▶ **STATED GOAL**
Give the listing again exactly, omitting its images.
▽
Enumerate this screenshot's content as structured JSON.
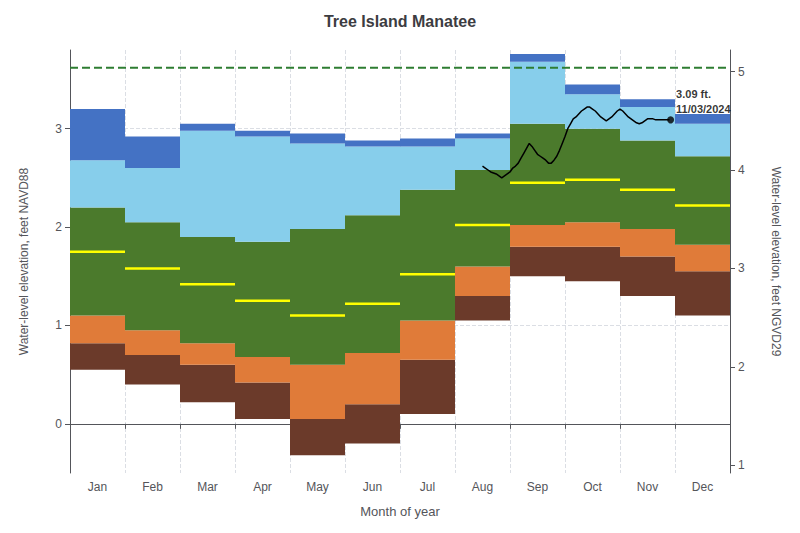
{
  "chart_data": {
    "type": "band",
    "title": "Tree Island Manatee",
    "xlabel": "Month of year",
    "ylabel": "Water-level elevation, feet NAVD88",
    "y2label": "Water-level elevation, feet NGVD29",
    "categories": [
      "Jan",
      "Feb",
      "Mar",
      "Apr",
      "May",
      "Jun",
      "Jul",
      "Aug",
      "Sep",
      "Oct",
      "Nov",
      "Dec"
    ],
    "xlim": [
      0,
      12
    ],
    "ylim": [
      -0.5,
      3.8
    ],
    "yticks": [
      0,
      1,
      2,
      3
    ],
    "y2lim": [
      0.92,
      5.22
    ],
    "y2ticks": [
      1,
      2,
      3,
      4,
      5
    ],
    "grid": true,
    "series": [
      {
        "type": "band",
        "color": "#6B3A2A",
        "low": [
          0.55,
          0.4,
          0.22,
          0.05,
          -0.32,
          -0.2,
          0.1,
          1.05,
          1.5,
          1.45,
          1.3,
          1.1
        ],
        "high": [
          0.82,
          0.7,
          0.6,
          0.42,
          0.05,
          0.2,
          0.65,
          1.3,
          1.8,
          1.8,
          1.7,
          1.55
        ]
      },
      {
        "type": "band",
        "color": "#E07B39",
        "low": [
          0.82,
          0.7,
          0.6,
          0.42,
          0.05,
          0.2,
          0.65,
          1.3,
          1.8,
          1.8,
          1.7,
          1.55
        ],
        "high": [
          1.1,
          0.95,
          0.82,
          0.68,
          0.6,
          0.72,
          1.05,
          1.6,
          2.02,
          2.05,
          1.98,
          1.82
        ]
      },
      {
        "type": "band",
        "color": "#4B7A2C",
        "low": [
          1.1,
          0.95,
          0.82,
          0.68,
          0.6,
          0.72,
          1.05,
          1.6,
          2.02,
          2.05,
          1.98,
          1.82
        ],
        "high": [
          2.2,
          2.05,
          1.9,
          1.85,
          1.98,
          2.12,
          2.38,
          2.58,
          3.05,
          3.0,
          2.88,
          2.72
        ]
      },
      {
        "type": "band",
        "color": "#87CEEB",
        "low": [
          2.2,
          2.05,
          1.9,
          1.85,
          1.98,
          2.12,
          2.38,
          2.58,
          3.05,
          3.0,
          2.88,
          2.72
        ],
        "high": [
          2.68,
          2.6,
          2.98,
          2.92,
          2.85,
          2.82,
          2.82,
          2.9,
          3.68,
          3.35,
          3.22,
          3.05
        ]
      },
      {
        "type": "band",
        "color": "#4472C4",
        "low": [
          2.68,
          2.6,
          2.98,
          2.92,
          2.85,
          2.82,
          2.82,
          2.9,
          3.68,
          3.35,
          3.22,
          3.05
        ],
        "high": [
          3.2,
          2.92,
          3.05,
          2.98,
          2.95,
          2.88,
          2.9,
          2.95,
          3.76,
          3.45,
          3.3,
          3.15
        ]
      },
      {
        "type": "step",
        "color": "#FFFF00",
        "values": [
          1.75,
          1.58,
          1.42,
          1.25,
          1.1,
          1.22,
          1.52,
          2.02,
          2.45,
          2.48,
          2.38,
          2.22
        ]
      },
      {
        "type": "hline",
        "color": "#2E7D32",
        "line_style": "dashed",
        "value": 3.62
      },
      {
        "type": "line",
        "color": "#000000",
        "x": [
          7.5,
          7.55,
          7.6,
          7.65,
          7.7,
          7.75,
          7.8,
          7.85,
          7.9,
          7.95,
          8.0,
          8.05,
          8.1,
          8.15,
          8.2,
          8.25,
          8.3,
          8.35,
          8.4,
          8.45,
          8.5,
          8.55,
          8.6,
          8.65,
          8.7,
          8.75,
          8.8,
          8.85,
          8.9,
          8.95,
          9.0,
          9.05,
          9.1,
          9.15,
          9.2,
          9.25,
          9.3,
          9.35,
          9.4,
          9.45,
          9.5,
          9.55,
          9.6,
          9.65,
          9.7,
          9.75,
          9.8,
          9.85,
          9.9,
          9.95,
          10.0,
          10.05,
          10.1,
          10.15,
          10.2,
          10.25,
          10.3,
          10.35,
          10.4,
          10.45,
          10.5,
          10.55,
          10.6,
          10.65,
          10.7,
          10.75,
          10.8,
          10.85,
          10.9
        ],
        "values": [
          2.62,
          2.6,
          2.58,
          2.56,
          2.55,
          2.54,
          2.52,
          2.5,
          2.52,
          2.54,
          2.56,
          2.6,
          2.62,
          2.65,
          2.7,
          2.75,
          2.8,
          2.85,
          2.82,
          2.78,
          2.74,
          2.72,
          2.7,
          2.68,
          2.65,
          2.65,
          2.68,
          2.72,
          2.78,
          2.85,
          2.92,
          3.0,
          3.05,
          3.1,
          3.12,
          3.15,
          3.18,
          3.2,
          3.22,
          3.22,
          3.2,
          3.18,
          3.15,
          3.12,
          3.1,
          3.08,
          3.1,
          3.12,
          3.15,
          3.18,
          3.2,
          3.18,
          3.15,
          3.12,
          3.1,
          3.08,
          3.06,
          3.05,
          3.06,
          3.08,
          3.1,
          3.1,
          3.1,
          3.09,
          3.09,
          3.09,
          3.09,
          3.09,
          3.09
        ]
      }
    ],
    "annotations": [
      {
        "x": 10.92,
        "y": 3.09,
        "text": "3.09 ft.\n11/03/2024"
      }
    ]
  }
}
△
▶ **OUTPUT**
Enumerate this screenshot's content as structured JSON.
{
  "chart_data": {
    "type": "band",
    "title": "Tree Island Manatee",
    "xlabel": "Month of year",
    "ylabel": "Water-level elevation, feet NAVD88",
    "y2label": "Water-level elevation, feet NGVD29",
    "categories": [
      "Jan",
      "Feb",
      "Mar",
      "Apr",
      "May",
      "Jun",
      "Jul",
      "Aug",
      "Sep",
      "Oct",
      "Nov",
      "Dec"
    ],
    "xlim": [
      0,
      12
    ],
    "ylim": [
      -0.5,
      3.8
    ],
    "yticks": [
      0,
      1,
      2,
      3
    ],
    "y2lim": [
      0.92,
      5.22
    ],
    "y2ticks": [
      1,
      2,
      3,
      4,
      5
    ],
    "grid": true,
    "series": [
      {
        "type": "band",
        "color": "#6B3A2A",
        "low": [
          0.55,
          0.4,
          0.22,
          0.05,
          -0.32,
          -0.2,
          0.1,
          1.05,
          1.5,
          1.45,
          1.3,
          1.1
        ],
        "high": [
          0.82,
          0.7,
          0.6,
          0.42,
          0.05,
          0.2,
          0.65,
          1.3,
          1.8,
          1.8,
          1.7,
          1.55
        ]
      },
      {
        "type": "band",
        "color": "#E07B39",
        "low": [
          0.82,
          0.7,
          0.6,
          0.42,
          0.05,
          0.2,
          0.65,
          1.3,
          1.8,
          1.8,
          1.7,
          1.55
        ],
        "high": [
          1.1,
          0.95,
          0.82,
          0.68,
          0.6,
          0.72,
          1.05,
          1.6,
          2.02,
          2.05,
          1.98,
          1.82
        ]
      },
      {
        "type": "band",
        "color": "#4B7A2C",
        "low": [
          1.1,
          0.95,
          0.82,
          0.68,
          0.6,
          0.72,
          1.05,
          1.6,
          2.02,
          2.05,
          1.98,
          1.82
        ],
        "high": [
          2.2,
          2.05,
          1.9,
          1.85,
          1.98,
          2.12,
          2.38,
          2.58,
          3.05,
          3.0,
          2.88,
          2.72
        ]
      },
      {
        "type": "band",
        "color": "#87CEEB",
        "low": [
          2.2,
          2.05,
          1.9,
          1.85,
          1.98,
          2.12,
          2.38,
          2.58,
          3.05,
          3.0,
          2.88,
          2.72
        ],
        "high": [
          2.68,
          2.6,
          2.98,
          2.92,
          2.85,
          2.82,
          2.82,
          2.9,
          3.68,
          3.35,
          3.22,
          3.05
        ]
      },
      {
        "type": "band",
        "color": "#4472C4",
        "low": [
          2.68,
          2.6,
          2.98,
          2.92,
          2.85,
          2.82,
          2.82,
          2.9,
          3.68,
          3.35,
          3.22,
          3.05
        ],
        "high": [
          3.2,
          2.92,
          3.05,
          2.98,
          2.95,
          2.88,
          2.9,
          2.95,
          3.76,
          3.45,
          3.3,
          3.15
        ]
      },
      {
        "type": "step",
        "color": "#FFFF00",
        "values": [
          1.75,
          1.58,
          1.42,
          1.25,
          1.1,
          1.22,
          1.52,
          2.02,
          2.45,
          2.48,
          2.38,
          2.22
        ]
      },
      {
        "type": "hline",
        "color": "#2E7D32",
        "line_style": "dashed",
        "value": 3.62
      },
      {
        "type": "line",
        "color": "#000000",
        "x": [
          7.5,
          7.55,
          7.6,
          7.65,
          7.7,
          7.75,
          7.8,
          7.85,
          7.9,
          7.95,
          8.0,
          8.05,
          8.1,
          8.15,
          8.2,
          8.25,
          8.3,
          8.35,
          8.4,
          8.45,
          8.5,
          8.55,
          8.6,
          8.65,
          8.7,
          8.75,
          8.8,
          8.85,
          8.9,
          8.95,
          9.0,
          9.05,
          9.1,
          9.15,
          9.2,
          9.25,
          9.3,
          9.35,
          9.4,
          9.45,
          9.5,
          9.55,
          9.6,
          9.65,
          9.7,
          9.75,
          9.8,
          9.85,
          9.9,
          9.95,
          10.0,
          10.05,
          10.1,
          10.15,
          10.2,
          10.25,
          10.3,
          10.35,
          10.4,
          10.45,
          10.5,
          10.55,
          10.6,
          10.65,
          10.7,
          10.75,
          10.8,
          10.85,
          10.9
        ],
        "values": [
          2.62,
          2.6,
          2.58,
          2.56,
          2.55,
          2.54,
          2.52,
          2.5,
          2.52,
          2.54,
          2.56,
          2.6,
          2.62,
          2.65,
          2.7,
          2.75,
          2.8,
          2.85,
          2.82,
          2.78,
          2.74,
          2.72,
          2.7,
          2.68,
          2.65,
          2.65,
          2.68,
          2.72,
          2.78,
          2.85,
          2.92,
          3.0,
          3.05,
          3.1,
          3.12,
          3.15,
          3.18,
          3.2,
          3.22,
          3.22,
          3.2,
          3.18,
          3.15,
          3.12,
          3.1,
          3.08,
          3.1,
          3.12,
          3.15,
          3.18,
          3.2,
          3.18,
          3.15,
          3.12,
          3.1,
          3.08,
          3.06,
          3.05,
          3.06,
          3.08,
          3.1,
          3.1,
          3.1,
          3.09,
          3.09,
          3.09,
          3.09,
          3.09,
          3.09
        ]
      }
    ],
    "annotations": [
      {
        "x": 10.92,
        "y": 3.09,
        "text": "3.09 ft.\n11/03/2024"
      }
    ]
  }
}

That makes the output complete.